# MATERIAL PROVIDED:
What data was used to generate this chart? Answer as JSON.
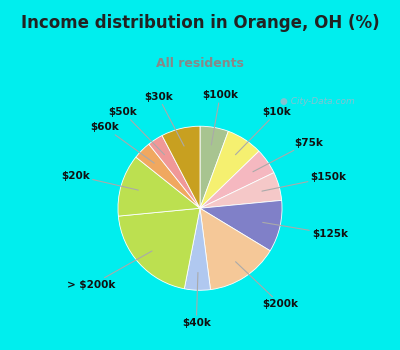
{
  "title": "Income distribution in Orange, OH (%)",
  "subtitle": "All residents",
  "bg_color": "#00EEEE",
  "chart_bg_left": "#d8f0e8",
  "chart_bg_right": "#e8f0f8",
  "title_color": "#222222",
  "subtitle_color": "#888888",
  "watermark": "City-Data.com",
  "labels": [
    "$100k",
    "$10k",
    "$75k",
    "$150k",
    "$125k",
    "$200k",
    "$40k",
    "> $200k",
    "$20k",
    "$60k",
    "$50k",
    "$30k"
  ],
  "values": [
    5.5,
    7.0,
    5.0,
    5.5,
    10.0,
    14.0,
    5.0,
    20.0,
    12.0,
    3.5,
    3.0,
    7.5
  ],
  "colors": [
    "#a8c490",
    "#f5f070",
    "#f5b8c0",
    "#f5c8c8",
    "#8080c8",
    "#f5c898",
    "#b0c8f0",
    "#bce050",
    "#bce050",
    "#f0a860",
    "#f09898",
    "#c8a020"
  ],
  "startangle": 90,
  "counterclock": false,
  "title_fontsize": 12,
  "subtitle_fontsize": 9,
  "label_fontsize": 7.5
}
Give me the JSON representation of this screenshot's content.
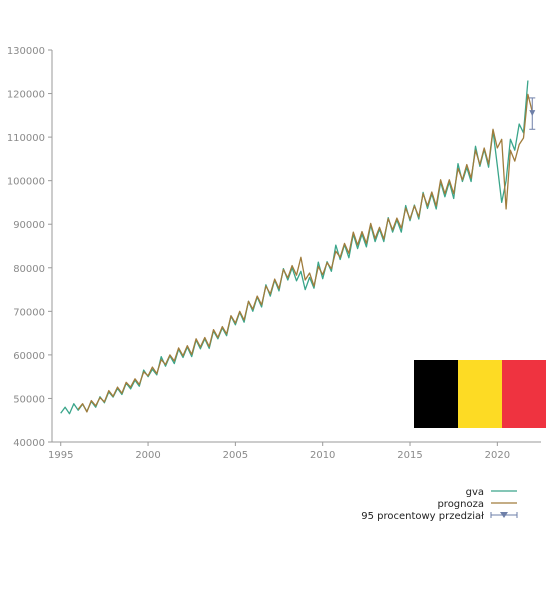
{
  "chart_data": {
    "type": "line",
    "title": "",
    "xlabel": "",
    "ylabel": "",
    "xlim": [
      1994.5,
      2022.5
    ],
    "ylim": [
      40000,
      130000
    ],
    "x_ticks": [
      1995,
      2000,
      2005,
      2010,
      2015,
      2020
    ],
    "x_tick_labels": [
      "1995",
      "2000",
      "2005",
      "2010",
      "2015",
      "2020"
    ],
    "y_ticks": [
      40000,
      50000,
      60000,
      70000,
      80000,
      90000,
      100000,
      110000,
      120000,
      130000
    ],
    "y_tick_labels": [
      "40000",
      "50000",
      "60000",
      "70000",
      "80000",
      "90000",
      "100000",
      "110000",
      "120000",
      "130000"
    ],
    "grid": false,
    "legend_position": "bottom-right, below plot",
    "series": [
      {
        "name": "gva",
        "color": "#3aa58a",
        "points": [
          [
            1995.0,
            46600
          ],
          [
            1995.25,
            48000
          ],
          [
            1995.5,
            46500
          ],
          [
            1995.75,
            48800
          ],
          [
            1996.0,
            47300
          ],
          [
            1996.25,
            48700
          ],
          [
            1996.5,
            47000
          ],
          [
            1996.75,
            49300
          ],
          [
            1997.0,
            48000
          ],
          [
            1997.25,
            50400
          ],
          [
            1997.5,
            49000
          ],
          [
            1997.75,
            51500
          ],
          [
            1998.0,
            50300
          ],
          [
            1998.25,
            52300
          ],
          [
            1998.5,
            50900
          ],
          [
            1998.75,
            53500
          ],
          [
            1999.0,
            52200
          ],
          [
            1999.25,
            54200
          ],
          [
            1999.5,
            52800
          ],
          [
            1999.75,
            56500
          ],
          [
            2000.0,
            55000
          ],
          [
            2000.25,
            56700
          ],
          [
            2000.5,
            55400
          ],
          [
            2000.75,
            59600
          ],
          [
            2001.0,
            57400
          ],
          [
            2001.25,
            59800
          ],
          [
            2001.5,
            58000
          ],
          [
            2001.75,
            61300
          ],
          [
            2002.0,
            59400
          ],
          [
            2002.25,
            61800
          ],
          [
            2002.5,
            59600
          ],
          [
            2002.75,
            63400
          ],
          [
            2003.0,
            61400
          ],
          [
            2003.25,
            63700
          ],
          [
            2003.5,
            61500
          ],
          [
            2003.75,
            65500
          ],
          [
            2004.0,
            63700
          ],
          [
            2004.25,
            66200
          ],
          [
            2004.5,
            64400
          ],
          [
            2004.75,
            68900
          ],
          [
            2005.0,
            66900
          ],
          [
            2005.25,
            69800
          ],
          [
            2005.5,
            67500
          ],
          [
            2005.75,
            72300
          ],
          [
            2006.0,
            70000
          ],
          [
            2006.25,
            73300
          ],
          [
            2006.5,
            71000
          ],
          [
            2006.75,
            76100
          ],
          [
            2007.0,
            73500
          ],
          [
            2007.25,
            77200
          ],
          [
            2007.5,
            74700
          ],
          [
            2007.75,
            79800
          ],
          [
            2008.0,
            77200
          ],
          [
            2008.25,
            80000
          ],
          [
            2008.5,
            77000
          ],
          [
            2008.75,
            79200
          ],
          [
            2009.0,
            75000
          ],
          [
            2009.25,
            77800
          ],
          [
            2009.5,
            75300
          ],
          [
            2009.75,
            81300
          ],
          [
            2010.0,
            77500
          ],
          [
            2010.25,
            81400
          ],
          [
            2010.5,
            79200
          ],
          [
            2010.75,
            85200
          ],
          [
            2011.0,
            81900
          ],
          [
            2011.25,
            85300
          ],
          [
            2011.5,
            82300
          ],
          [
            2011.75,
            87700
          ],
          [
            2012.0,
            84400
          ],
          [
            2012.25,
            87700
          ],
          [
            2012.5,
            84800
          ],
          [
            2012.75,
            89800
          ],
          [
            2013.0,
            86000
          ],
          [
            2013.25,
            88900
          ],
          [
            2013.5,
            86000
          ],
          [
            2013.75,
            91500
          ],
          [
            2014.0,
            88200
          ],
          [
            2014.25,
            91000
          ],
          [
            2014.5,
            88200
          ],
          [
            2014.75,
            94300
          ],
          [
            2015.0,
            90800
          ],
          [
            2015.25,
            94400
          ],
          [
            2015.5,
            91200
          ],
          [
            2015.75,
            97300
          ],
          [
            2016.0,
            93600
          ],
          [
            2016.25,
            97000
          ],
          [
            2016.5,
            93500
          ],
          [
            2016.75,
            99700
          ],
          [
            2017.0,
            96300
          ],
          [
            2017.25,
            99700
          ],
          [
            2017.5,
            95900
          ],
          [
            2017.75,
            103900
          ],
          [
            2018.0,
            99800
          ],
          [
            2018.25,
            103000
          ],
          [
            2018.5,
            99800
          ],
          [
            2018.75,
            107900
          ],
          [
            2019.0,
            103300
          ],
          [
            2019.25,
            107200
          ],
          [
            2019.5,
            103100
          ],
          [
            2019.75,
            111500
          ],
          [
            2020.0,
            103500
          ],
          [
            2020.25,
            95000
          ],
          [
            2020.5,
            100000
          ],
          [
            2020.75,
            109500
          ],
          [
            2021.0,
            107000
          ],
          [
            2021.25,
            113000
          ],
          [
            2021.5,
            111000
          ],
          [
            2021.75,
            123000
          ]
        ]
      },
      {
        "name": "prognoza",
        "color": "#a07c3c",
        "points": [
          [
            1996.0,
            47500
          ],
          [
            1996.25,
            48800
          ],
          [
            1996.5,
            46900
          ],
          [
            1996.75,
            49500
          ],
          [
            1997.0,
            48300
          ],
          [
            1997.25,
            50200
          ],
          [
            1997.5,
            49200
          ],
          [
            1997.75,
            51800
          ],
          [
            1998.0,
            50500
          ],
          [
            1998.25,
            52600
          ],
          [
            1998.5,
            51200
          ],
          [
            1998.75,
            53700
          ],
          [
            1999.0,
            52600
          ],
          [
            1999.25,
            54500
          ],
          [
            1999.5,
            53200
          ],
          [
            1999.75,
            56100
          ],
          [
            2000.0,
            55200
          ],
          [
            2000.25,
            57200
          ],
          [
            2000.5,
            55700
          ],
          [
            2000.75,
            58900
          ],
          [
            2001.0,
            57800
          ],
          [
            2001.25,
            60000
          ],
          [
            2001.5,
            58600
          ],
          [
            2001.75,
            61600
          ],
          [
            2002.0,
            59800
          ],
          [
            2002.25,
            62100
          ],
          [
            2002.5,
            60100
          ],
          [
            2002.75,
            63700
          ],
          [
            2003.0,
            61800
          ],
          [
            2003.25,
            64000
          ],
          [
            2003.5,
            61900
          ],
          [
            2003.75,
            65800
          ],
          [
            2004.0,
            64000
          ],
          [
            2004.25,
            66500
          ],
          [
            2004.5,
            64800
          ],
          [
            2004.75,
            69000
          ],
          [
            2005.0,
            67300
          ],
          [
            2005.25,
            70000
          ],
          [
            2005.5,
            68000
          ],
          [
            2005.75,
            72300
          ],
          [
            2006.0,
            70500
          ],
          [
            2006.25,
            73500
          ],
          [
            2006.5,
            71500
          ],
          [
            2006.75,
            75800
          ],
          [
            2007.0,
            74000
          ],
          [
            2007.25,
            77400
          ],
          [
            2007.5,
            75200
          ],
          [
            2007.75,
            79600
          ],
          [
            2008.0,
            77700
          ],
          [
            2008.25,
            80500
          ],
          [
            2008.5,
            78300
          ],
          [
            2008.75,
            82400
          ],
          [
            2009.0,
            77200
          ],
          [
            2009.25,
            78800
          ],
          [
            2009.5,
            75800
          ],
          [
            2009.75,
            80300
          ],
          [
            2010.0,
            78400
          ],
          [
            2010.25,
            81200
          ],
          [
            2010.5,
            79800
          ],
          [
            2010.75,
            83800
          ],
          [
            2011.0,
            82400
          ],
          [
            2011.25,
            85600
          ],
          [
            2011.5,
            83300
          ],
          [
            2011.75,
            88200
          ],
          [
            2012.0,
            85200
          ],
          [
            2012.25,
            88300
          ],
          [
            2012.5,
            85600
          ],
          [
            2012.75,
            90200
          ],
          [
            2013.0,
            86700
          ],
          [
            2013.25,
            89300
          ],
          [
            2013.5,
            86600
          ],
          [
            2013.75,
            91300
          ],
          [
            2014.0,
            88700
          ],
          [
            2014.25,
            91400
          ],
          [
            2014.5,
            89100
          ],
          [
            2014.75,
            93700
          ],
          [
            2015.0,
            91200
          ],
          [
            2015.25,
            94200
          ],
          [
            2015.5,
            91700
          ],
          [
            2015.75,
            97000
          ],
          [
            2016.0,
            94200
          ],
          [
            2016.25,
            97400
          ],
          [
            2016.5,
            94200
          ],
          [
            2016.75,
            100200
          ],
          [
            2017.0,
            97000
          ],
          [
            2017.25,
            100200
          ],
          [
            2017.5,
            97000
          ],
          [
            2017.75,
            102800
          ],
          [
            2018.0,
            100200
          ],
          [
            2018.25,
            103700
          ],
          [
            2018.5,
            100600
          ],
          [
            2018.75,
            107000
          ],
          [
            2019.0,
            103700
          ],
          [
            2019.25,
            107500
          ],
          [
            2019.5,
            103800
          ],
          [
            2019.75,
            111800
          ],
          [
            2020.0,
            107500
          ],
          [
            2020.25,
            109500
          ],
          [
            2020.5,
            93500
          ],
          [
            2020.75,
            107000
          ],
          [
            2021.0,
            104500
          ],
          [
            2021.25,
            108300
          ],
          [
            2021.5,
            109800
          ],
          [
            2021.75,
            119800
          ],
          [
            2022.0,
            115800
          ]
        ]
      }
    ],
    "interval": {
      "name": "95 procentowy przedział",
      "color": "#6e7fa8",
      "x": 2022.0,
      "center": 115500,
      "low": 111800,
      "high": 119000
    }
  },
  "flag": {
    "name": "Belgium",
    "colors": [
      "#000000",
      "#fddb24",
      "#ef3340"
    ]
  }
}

# WHAT YOU SHOULD DO:
Your task is to list each line of the records with the word "JSON".

# RESULT:
What data was used to generate this chart? Answer as JSON.
Give me the JSON representation of this screenshot's content.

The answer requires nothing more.